Items from a figure collection
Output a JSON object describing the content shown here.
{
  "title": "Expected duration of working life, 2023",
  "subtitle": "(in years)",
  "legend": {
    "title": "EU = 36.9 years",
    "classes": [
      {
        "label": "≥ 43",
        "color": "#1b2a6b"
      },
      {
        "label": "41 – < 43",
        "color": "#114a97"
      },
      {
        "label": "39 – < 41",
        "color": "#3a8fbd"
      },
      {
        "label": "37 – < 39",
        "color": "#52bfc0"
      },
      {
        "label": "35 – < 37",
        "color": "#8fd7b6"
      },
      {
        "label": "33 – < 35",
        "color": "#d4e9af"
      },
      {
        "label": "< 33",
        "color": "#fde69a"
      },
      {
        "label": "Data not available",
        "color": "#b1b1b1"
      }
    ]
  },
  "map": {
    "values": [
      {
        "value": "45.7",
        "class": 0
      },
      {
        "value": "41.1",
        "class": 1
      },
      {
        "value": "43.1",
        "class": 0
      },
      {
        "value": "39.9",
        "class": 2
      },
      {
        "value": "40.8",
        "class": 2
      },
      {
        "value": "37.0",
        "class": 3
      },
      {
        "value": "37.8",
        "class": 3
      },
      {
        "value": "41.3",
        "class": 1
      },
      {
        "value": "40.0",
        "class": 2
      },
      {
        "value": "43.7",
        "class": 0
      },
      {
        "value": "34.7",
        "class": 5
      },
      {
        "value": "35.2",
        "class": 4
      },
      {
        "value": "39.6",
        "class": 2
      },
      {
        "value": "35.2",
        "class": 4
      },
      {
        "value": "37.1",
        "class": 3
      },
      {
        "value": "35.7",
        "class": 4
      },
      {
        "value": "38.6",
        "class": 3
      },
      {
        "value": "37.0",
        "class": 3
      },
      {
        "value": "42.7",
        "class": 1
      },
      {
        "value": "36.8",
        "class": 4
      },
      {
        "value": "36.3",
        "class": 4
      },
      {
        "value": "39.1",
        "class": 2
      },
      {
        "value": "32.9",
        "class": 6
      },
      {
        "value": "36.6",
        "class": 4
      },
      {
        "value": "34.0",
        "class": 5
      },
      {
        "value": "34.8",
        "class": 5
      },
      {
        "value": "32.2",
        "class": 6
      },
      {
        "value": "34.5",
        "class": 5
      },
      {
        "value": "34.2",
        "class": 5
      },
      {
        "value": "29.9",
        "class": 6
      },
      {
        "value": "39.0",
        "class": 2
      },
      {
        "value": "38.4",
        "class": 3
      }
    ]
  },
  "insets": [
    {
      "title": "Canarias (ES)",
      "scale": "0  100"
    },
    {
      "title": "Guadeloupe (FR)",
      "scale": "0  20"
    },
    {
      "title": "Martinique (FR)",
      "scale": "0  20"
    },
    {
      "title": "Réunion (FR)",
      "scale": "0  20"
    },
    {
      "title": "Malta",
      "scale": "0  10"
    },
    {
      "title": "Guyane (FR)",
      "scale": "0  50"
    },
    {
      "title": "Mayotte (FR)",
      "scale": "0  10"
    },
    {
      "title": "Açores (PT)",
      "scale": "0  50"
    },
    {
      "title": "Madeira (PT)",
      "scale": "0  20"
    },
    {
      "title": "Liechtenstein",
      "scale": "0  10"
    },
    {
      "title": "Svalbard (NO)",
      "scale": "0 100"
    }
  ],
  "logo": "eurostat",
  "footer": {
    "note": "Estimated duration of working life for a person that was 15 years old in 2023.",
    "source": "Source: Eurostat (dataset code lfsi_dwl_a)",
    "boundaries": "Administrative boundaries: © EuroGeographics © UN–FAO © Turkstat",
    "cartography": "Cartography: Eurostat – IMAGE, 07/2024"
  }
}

Work instructions
Work out how many lines of the data hold the string "working". Reply with that number alone.

Task output
2